> WHAT YOU WILL DO
Check each line for the string "this", then give only how many lines have it.

> INPUT MATERIAL
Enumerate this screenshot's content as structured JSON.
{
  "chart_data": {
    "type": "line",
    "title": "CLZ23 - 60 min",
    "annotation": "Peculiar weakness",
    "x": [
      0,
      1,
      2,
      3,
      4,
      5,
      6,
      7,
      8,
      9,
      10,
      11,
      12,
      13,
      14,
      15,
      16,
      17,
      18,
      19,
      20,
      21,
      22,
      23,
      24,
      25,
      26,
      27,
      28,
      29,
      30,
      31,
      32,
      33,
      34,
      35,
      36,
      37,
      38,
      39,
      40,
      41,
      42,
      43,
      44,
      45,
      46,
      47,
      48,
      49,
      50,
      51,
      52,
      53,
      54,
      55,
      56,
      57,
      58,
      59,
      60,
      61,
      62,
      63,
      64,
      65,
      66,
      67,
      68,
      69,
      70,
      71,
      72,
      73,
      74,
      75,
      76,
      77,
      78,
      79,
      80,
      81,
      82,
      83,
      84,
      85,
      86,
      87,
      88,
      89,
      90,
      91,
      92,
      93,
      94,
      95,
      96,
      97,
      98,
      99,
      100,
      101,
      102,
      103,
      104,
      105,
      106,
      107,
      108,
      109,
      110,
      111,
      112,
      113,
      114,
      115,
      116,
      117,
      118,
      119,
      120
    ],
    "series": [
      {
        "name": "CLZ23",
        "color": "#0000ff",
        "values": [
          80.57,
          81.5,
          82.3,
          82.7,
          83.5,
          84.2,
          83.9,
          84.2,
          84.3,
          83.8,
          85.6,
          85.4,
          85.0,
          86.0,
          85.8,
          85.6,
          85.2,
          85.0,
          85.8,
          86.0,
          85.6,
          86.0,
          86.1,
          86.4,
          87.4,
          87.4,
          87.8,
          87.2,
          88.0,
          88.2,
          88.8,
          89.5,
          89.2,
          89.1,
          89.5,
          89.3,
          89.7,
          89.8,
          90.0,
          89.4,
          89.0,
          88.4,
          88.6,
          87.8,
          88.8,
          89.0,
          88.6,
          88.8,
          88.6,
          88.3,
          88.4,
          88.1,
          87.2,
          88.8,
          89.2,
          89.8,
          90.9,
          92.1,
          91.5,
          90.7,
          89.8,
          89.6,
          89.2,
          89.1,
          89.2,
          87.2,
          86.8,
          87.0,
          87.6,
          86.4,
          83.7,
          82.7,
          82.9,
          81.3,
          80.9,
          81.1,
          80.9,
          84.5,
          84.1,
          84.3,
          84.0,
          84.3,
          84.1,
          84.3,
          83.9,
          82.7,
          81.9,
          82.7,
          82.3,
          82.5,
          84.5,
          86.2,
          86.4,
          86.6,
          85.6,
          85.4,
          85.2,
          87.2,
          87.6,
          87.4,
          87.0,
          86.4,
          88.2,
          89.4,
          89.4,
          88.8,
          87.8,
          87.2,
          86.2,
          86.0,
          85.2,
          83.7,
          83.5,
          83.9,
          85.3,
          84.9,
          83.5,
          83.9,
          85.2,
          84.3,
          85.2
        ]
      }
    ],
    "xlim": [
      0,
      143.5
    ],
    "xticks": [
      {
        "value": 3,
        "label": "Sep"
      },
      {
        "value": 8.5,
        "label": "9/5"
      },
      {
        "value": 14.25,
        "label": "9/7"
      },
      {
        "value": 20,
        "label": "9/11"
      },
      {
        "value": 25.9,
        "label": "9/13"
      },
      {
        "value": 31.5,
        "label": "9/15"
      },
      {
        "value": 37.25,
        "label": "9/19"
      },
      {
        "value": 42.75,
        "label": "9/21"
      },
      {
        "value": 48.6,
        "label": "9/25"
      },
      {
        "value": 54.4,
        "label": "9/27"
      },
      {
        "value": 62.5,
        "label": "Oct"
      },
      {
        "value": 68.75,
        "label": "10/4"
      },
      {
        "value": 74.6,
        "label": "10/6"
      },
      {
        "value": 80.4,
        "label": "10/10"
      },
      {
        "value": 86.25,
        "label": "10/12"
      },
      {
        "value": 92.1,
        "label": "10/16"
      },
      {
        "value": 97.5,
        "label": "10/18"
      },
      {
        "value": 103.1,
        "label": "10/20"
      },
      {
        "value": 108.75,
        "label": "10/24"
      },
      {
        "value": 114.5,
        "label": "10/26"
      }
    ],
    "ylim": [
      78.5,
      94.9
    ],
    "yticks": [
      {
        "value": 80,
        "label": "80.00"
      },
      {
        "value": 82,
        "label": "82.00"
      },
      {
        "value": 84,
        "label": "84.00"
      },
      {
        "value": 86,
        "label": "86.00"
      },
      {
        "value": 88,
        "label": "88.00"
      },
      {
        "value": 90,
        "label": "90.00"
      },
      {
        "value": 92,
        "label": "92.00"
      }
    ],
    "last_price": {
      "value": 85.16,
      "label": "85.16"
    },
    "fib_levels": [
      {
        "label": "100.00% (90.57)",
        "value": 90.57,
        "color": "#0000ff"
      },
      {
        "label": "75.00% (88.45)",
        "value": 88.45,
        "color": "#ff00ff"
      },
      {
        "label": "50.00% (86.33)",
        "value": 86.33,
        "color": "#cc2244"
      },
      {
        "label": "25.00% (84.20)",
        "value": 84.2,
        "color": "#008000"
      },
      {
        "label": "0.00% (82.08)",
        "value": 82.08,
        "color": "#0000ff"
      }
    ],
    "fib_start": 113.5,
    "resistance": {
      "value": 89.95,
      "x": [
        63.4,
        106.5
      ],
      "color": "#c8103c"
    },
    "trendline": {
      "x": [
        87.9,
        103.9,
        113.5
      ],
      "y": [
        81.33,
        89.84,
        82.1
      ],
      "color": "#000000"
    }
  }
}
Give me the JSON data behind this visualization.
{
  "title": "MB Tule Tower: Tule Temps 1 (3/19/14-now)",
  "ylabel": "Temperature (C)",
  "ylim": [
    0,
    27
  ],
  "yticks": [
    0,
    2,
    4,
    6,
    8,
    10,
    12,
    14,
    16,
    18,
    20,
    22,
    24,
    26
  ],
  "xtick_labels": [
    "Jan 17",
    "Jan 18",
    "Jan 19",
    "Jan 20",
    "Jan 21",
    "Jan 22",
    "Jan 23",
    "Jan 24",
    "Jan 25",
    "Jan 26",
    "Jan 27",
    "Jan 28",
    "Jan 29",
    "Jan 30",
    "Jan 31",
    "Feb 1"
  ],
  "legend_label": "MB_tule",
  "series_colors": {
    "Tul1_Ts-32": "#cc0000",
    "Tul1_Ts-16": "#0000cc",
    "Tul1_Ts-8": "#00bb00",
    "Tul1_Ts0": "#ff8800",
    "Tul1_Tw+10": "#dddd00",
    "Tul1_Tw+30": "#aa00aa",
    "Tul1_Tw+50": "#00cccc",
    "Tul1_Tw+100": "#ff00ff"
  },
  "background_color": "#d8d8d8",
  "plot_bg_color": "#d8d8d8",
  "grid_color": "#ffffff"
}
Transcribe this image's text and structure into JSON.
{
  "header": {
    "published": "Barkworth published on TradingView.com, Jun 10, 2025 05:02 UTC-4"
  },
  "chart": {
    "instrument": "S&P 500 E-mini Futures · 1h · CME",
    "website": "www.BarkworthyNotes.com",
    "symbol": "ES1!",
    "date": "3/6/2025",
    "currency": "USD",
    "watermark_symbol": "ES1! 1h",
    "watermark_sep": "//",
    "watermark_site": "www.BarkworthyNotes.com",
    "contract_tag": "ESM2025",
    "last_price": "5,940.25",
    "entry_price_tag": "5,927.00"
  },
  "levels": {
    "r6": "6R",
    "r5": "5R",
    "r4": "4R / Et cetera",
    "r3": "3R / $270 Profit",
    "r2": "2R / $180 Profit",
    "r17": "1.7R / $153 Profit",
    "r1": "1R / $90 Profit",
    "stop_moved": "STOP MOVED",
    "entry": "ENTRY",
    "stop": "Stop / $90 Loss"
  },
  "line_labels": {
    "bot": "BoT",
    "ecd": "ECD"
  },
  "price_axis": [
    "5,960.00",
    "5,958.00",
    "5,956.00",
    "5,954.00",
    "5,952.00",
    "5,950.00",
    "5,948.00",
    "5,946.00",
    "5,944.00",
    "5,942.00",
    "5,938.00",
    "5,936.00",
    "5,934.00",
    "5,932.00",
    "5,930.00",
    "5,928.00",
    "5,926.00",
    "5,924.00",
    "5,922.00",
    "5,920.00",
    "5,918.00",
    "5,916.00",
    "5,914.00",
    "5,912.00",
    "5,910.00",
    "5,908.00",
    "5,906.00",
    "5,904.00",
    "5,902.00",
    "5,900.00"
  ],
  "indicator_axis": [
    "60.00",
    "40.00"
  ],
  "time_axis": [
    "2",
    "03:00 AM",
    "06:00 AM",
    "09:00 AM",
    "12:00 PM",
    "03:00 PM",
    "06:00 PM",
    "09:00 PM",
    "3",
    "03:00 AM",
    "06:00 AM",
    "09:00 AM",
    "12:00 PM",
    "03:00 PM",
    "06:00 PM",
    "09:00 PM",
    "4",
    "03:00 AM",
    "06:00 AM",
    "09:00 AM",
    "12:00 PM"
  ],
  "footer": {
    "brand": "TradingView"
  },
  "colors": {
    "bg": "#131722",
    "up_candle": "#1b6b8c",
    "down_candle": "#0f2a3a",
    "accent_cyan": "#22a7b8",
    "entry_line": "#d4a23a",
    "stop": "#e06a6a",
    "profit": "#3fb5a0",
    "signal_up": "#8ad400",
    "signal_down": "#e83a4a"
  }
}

> EXERCISE RESPONSE
3